▶ _Exercise_: Transcribe all of the material exactly. Any picture in it should be left out.

▶ _Extracted material_:
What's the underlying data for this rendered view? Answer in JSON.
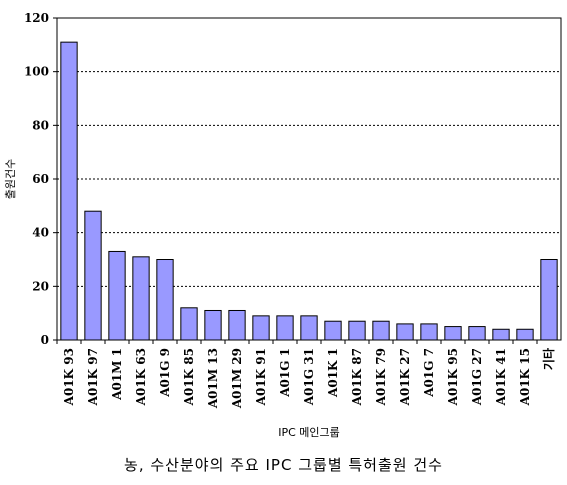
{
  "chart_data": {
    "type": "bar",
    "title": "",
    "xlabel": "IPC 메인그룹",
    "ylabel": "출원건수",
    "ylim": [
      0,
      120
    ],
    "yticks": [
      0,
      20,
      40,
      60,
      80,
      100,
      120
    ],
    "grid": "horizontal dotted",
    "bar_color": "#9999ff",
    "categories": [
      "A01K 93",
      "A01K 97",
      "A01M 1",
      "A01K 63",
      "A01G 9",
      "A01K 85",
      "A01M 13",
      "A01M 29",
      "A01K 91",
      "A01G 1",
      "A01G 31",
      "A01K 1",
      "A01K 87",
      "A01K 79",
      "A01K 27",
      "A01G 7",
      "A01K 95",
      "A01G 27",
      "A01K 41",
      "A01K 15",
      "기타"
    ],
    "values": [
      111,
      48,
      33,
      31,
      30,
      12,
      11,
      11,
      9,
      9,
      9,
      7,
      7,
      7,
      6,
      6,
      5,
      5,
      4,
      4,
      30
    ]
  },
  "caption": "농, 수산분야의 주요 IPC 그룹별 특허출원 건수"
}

▶ _The completed task_:
What's the underlying data for this rendered view? Answer in JSON.
{
  "chart_data": {
    "type": "bar",
    "title": "",
    "xlabel": "IPC 메인그룹",
    "ylabel": "출원건수",
    "ylim": [
      0,
      120
    ],
    "yticks": [
      0,
      20,
      40,
      60,
      80,
      100,
      120
    ],
    "grid": "horizontal dotted",
    "bar_color": "#9999ff",
    "categories": [
      "A01K 93",
      "A01K 97",
      "A01M 1",
      "A01K 63",
      "A01G 9",
      "A01K 85",
      "A01M 13",
      "A01M 29",
      "A01K 91",
      "A01G 1",
      "A01G 31",
      "A01K 1",
      "A01K 87",
      "A01K 79",
      "A01K 27",
      "A01G 7",
      "A01K 95",
      "A01G 27",
      "A01K 41",
      "A01K 15",
      "기타"
    ],
    "values": [
      111,
      48,
      33,
      31,
      30,
      12,
      11,
      11,
      9,
      9,
      9,
      7,
      7,
      7,
      6,
      6,
      5,
      5,
      4,
      4,
      30
    ]
  },
  "caption": "농, 수산분야의 주요 IPC 그룹별 특허출원 건수"
}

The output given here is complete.